Record excerpts>
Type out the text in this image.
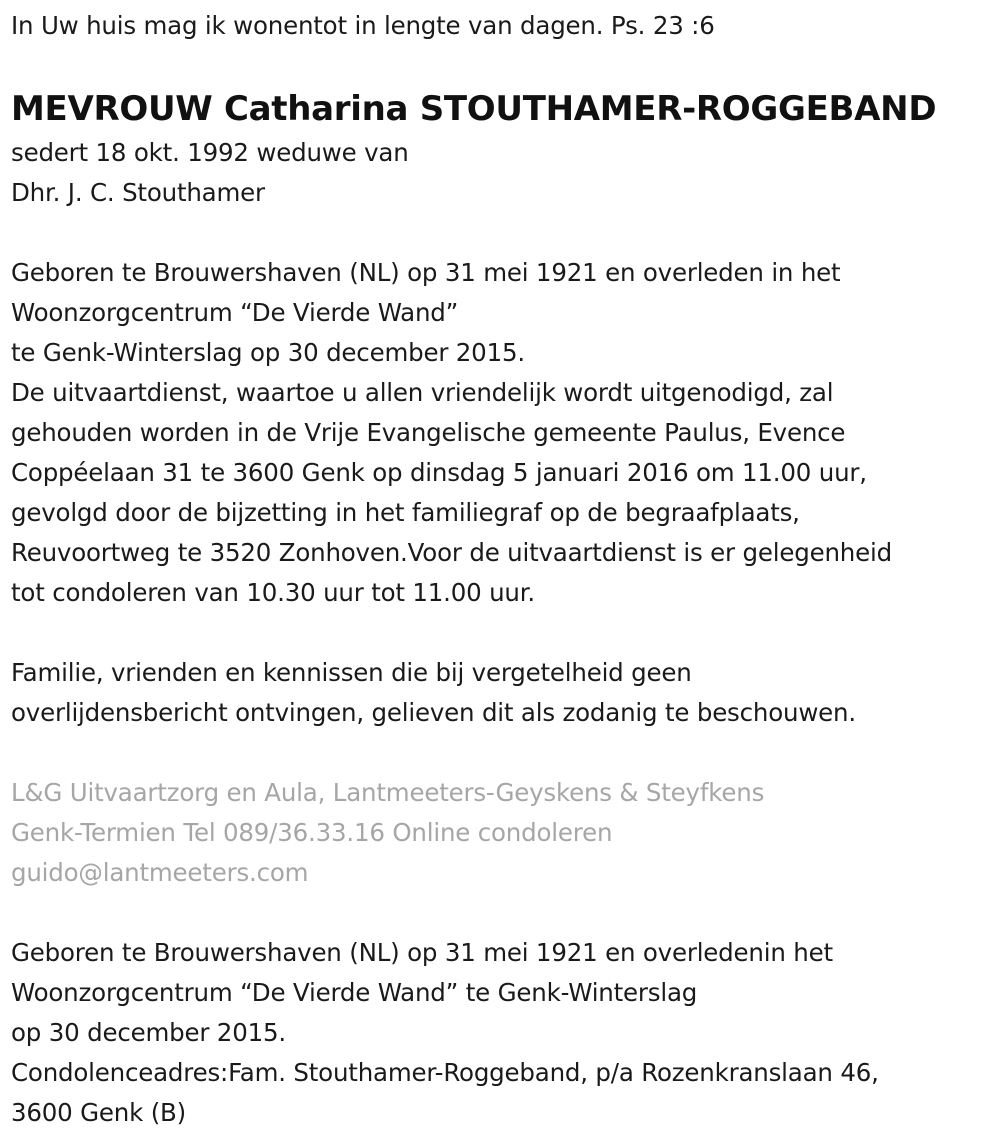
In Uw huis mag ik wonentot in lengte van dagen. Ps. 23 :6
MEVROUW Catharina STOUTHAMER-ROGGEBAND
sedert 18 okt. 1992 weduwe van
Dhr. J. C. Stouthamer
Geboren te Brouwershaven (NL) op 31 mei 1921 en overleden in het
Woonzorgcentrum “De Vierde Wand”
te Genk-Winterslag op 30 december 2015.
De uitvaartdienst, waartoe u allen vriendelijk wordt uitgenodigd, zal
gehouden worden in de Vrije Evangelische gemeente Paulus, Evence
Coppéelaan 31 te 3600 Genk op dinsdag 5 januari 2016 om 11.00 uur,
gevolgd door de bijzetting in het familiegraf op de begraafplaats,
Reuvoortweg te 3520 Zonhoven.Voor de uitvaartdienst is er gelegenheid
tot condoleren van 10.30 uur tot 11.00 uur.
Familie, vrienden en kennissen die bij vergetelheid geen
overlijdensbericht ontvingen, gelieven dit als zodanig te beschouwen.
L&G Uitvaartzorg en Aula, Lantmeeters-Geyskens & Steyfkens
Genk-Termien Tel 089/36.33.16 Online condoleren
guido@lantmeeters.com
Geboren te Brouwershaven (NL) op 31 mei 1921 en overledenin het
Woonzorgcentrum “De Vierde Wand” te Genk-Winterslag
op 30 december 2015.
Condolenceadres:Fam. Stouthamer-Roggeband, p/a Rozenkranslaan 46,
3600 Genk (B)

Task requirements>
Make a verbatim copy of all the entries and strip out the pictures.

Task answer>
Type out the text in this image.
In Uw huis mag ik wonentot in lengte van dagen. Ps. 23 :6
MEVROUW Catharina STOUTHAMER-ROGGEBAND
sedert 18 okt. 1992 weduwe van
Dhr. J. C. Stouthamer
Geboren te Brouwershaven (NL) op 31 mei 1921 en overleden in het
Woonzorgcentrum “De Vierde Wand”
te Genk-Winterslag op 30 december 2015.
De uitvaartdienst, waartoe u allen vriendelijk wordt uitgenodigd, zal
gehouden worden in de Vrije Evangelische gemeente Paulus, Evence
Coppéelaan 31 te 3600 Genk op dinsdag 5 januari 2016 om 11.00 uur,
gevolgd door de bijzetting in het familiegraf op de begraafplaats,
Reuvoortweg te 3520 Zonhoven.Voor de uitvaartdienst is er gelegenheid
tot condoleren van 10.30 uur tot 11.00 uur.
Familie, vrienden en kennissen die bij vergetelheid geen
overlijdensbericht ontvingen, gelieven dit als zodanig te beschouwen.
L&G Uitvaartzorg en Aula, Lantmeeters-Geyskens & Steyfkens
Genk-Termien Tel 089/36.33.16 Online condoleren
guido@lantmeeters.com
Geboren te Brouwershaven (NL) op 31 mei 1921 en overledenin het
Woonzorgcentrum “De Vierde Wand” te Genk-Winterslag
op 30 december 2015.
Condolenceadres:Fam. Stouthamer-Roggeband, p/a Rozenkranslaan 46,
3600 Genk (B)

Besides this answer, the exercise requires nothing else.